====== EXTRACTED DATA ======

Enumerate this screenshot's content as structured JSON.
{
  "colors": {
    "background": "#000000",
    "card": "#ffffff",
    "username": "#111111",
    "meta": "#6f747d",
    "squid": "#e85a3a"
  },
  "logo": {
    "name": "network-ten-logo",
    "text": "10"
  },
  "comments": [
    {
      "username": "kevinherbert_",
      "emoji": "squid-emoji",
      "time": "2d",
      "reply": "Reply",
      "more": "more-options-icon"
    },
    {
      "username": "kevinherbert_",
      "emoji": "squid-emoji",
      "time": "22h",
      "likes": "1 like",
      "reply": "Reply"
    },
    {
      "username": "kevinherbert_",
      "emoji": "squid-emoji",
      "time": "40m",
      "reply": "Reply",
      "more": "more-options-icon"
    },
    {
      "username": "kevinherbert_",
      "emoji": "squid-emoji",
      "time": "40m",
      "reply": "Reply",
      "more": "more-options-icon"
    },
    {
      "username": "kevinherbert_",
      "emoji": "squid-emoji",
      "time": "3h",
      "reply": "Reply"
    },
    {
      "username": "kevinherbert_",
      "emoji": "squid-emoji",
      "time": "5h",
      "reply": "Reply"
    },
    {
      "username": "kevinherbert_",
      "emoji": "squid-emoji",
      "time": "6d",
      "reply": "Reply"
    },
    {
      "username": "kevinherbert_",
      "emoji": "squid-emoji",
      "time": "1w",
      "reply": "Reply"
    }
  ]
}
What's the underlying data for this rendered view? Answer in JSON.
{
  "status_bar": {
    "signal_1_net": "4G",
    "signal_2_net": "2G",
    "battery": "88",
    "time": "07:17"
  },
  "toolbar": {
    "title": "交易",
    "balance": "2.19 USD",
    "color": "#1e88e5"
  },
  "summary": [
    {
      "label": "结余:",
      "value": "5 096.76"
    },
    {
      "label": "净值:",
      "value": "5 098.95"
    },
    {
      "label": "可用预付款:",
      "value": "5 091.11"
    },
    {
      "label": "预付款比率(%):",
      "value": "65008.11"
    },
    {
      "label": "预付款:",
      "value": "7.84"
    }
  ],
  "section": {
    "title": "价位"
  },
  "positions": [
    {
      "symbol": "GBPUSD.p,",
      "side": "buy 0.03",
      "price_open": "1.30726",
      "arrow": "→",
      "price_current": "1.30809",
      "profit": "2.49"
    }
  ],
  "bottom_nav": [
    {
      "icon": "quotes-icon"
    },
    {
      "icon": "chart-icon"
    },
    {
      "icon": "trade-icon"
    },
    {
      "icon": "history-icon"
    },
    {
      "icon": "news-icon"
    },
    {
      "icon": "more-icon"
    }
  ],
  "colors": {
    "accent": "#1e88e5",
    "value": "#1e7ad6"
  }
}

======

§ PROBLEM DESCRIPTION:
Every entry above needs to be quoted exactly.

§ RESPONSE FOR THIS EXERCISE:
Enumerate this screenshot's content as structured JSON.
{
  "colors": {
    "background": "#000000",
    "card": "#ffffff",
    "username": "#111111",
    "meta": "#6f747d",
    "squid": "#e85a3a"
  },
  "logo": {
    "name": "network-ten-logo",
    "text": "10"
  },
  "comments": [
    {
      "username": "kevinherbert_",
      "emoji": "squid-emoji",
      "time": "2d",
      "reply": "Reply",
      "more": "more-options-icon"
    },
    {
      "username": "kevinherbert_",
      "emoji": "squid-emoji",
      "time": "22h",
      "likes": "1 like",
      "reply": "Reply"
    },
    {
      "username": "kevinherbert_",
      "emoji": "squid-emoji",
      "time": "40m",
      "reply": "Reply",
      "more": "more-options-icon"
    },
    {
      "username": "kevinherbert_",
      "emoji": "squid-emoji",
      "time": "40m",
      "reply": "Reply",
      "more": "more-options-icon"
    },
    {
      "username": "kevinherbert_",
      "emoji": "squid-emoji",
      "time": "3h",
      "reply": "Reply"
    },
    {
      "username": "kevinherbert_",
      "emoji": "squid-emoji",
      "time": "5h",
      "reply": "Reply"
    },
    {
      "username": "kevinherbert_",
      "emoji": "squid-emoji",
      "time": "6d",
      "reply": "Reply"
    },
    {
      "username": "kevinherbert_",
      "emoji": "squid-emoji",
      "time": "1w",
      "reply": "Reply"
    }
  ]
}
What's the underlying data for this rendered view? Answer in JSON.
{
  "status_bar": {
    "signal_1_net": "4G",
    "signal_2_net": "2G",
    "battery": "88",
    "time": "07:17"
  },
  "toolbar": {
    "title": "交易",
    "balance": "2.19 USD",
    "color": "#1e88e5"
  },
  "summary": [
    {
      "label": "结余:",
      "value": "5 096.76"
    },
    {
      "label": "净值:",
      "value": "5 098.95"
    },
    {
      "label": "可用预付款:",
      "value": "5 091.11"
    },
    {
      "label": "预付款比率(%):",
      "value": "65008.11"
    },
    {
      "label": "预付款:",
      "value": "7.84"
    }
  ],
  "section": {
    "title": "价位"
  },
  "positions": [
    {
      "symbol": "GBPUSD.p,",
      "side": "buy 0.03",
      "price_open": "1.30726",
      "arrow": "→",
      "price_current": "1.30809",
      "profit": "2.49"
    }
  ],
  "bottom_nav": [
    {
      "icon": "quotes-icon"
    },
    {
      "icon": "chart-icon"
    },
    {
      "icon": "trade-icon"
    },
    {
      "icon": "history-icon"
    },
    {
      "icon": "news-icon"
    },
    {
      "icon": "more-icon"
    }
  ],
  "colors": {
    "accent": "#1e88e5",
    "value": "#1e7ad6"
  }
}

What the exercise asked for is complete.